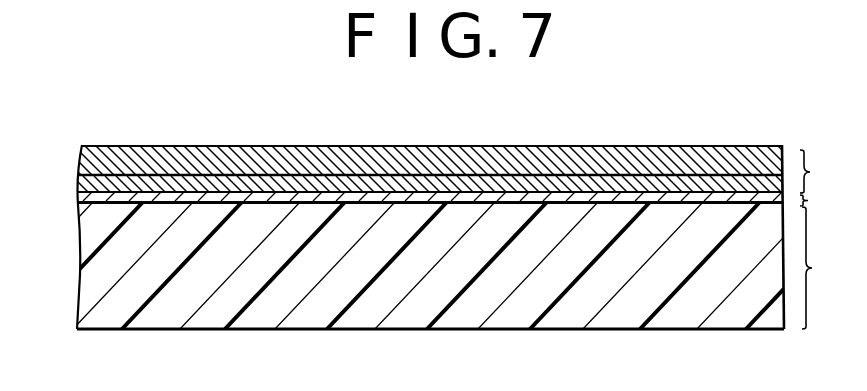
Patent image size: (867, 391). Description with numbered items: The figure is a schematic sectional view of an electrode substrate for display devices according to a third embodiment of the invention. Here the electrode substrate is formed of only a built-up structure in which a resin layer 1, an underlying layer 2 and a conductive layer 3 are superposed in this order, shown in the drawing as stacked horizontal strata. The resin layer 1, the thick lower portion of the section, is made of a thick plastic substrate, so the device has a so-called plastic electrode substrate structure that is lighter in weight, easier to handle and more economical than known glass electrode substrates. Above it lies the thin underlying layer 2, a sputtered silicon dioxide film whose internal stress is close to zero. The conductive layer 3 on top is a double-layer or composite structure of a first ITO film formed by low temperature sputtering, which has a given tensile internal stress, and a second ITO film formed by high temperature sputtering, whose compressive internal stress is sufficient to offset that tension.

The resin layer 1 is at (818, 268).
The underlying layer 2 is at (808, 200).
The conductive layer 3 is at (817, 171).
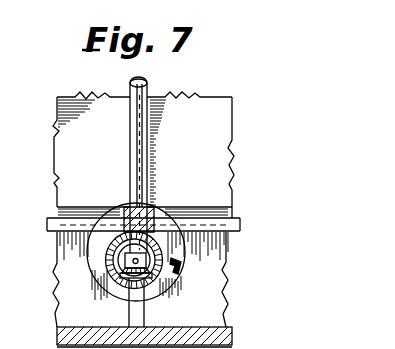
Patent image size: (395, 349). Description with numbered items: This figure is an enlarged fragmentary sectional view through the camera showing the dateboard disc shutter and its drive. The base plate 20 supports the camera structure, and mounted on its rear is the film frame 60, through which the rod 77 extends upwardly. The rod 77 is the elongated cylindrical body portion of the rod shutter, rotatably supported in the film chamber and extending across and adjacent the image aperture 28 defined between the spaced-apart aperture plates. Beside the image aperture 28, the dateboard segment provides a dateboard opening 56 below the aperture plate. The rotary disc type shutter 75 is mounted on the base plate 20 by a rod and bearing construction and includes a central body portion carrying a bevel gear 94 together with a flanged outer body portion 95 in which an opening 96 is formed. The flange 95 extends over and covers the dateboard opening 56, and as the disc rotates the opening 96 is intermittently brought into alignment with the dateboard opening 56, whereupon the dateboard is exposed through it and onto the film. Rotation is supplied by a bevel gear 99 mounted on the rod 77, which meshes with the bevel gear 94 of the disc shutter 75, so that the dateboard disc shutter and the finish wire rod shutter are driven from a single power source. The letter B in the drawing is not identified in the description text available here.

The base plate 20 is at (230, 312).
The image aperture 28 is at (147, 113).
The dateboard opening 56 is at (150, 216).
The film frame 60 is at (230, 338).
The rotary disc type shutter 75 is at (87, 274).
The elongated cylindrical body portion 77 is at (135, 145).
The bevel gear 94 is at (120, 256).
The flanged outer body portion 95 is at (161, 298).
The opening 96 is at (178, 268).
The bevel gear 99 is at (111, 296).
The bearing assembly B is at (160, 180).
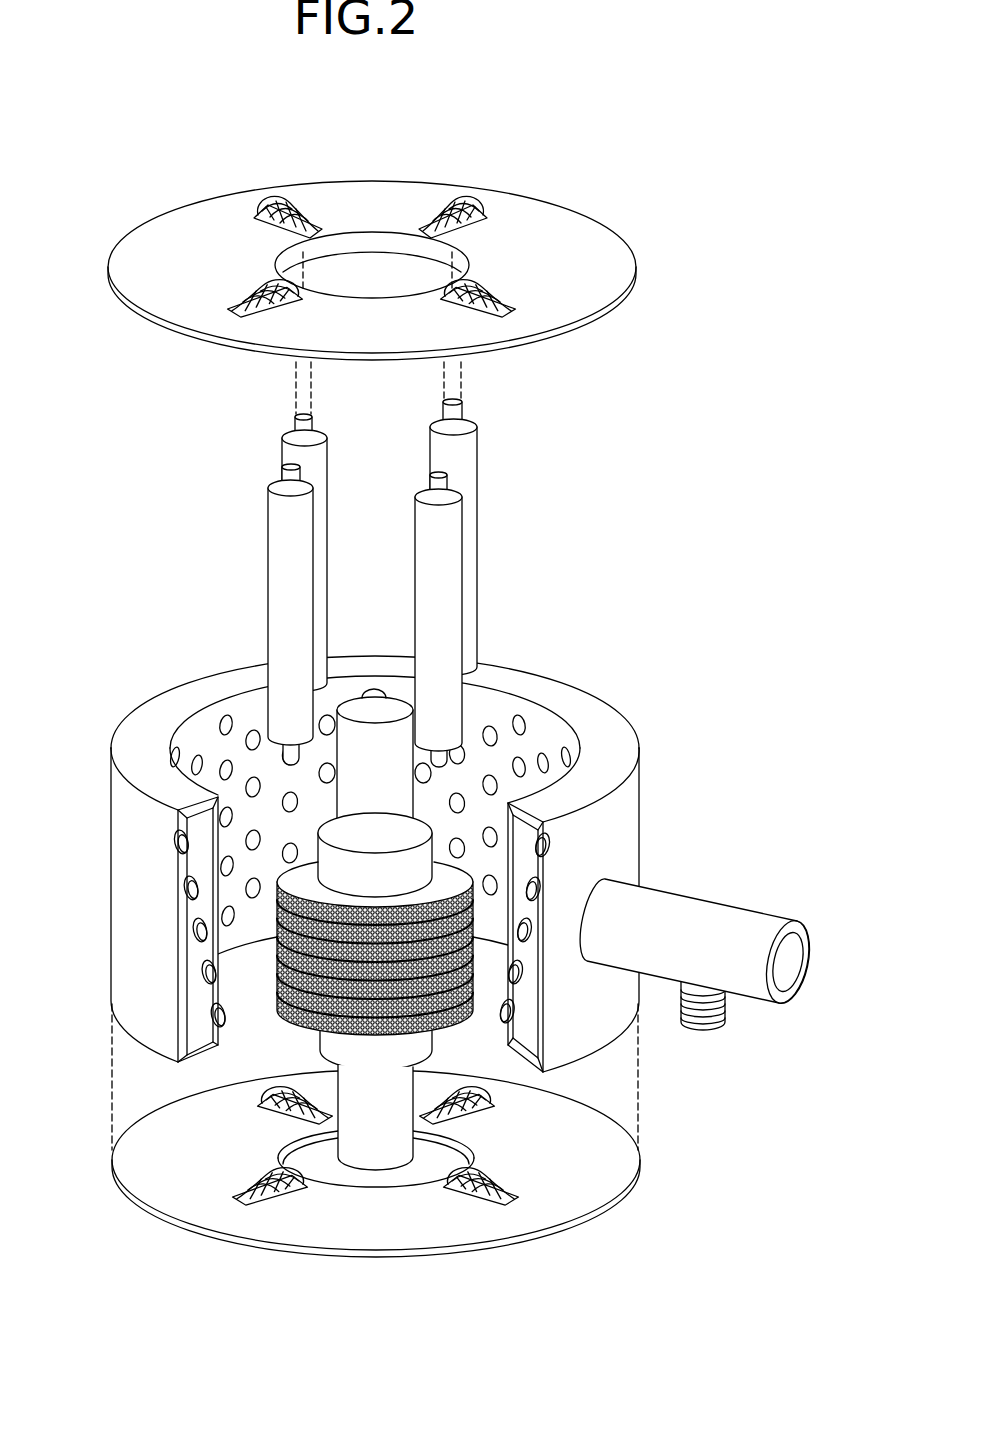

§ **To be done**:
In the records from the start through the line containing "The conductive layer 3 is at (817, 171).", change "schematic" to "diagrammatic" and leave everything else unchanged. Reproduce only those lines, without the pictures.

§ **Task result**:
Patent image size: (867, 391). Description with numbered items: The figure is a diagrammatic sectional view of an electrode substrate for display devices according to a third embodiment of the invention. Here the electrode substrate is formed of only a built-up structure in which a resin layer 1, an underlying layer 2 and a conductive layer 3 are superposed in this order, shown in the drawing as stacked horizontal strata. The resin layer 1, the thick lower portion of the section, is made of a thick plastic substrate, so the device has a so-called plastic electrode substrate structure that is lighter in weight, easier to handle and more economical than known glass electrode substrates. Above it lies the thin underlying layer 2, a sputtered silicon dioxide film whose internal stress is close to zero. The conductive layer 3 on top is a double-layer or composite structure of a first ITO film formed by low temperature sputtering, which has a given tensile internal stress, and a second ITO film formed by high temperature sputtering, whose compressive internal stress is sufficient to offset that tension.

The resin layer 1 is at (818, 268).
The underlying layer 2 is at (808, 200).
The conductive layer 3 is at (817, 171).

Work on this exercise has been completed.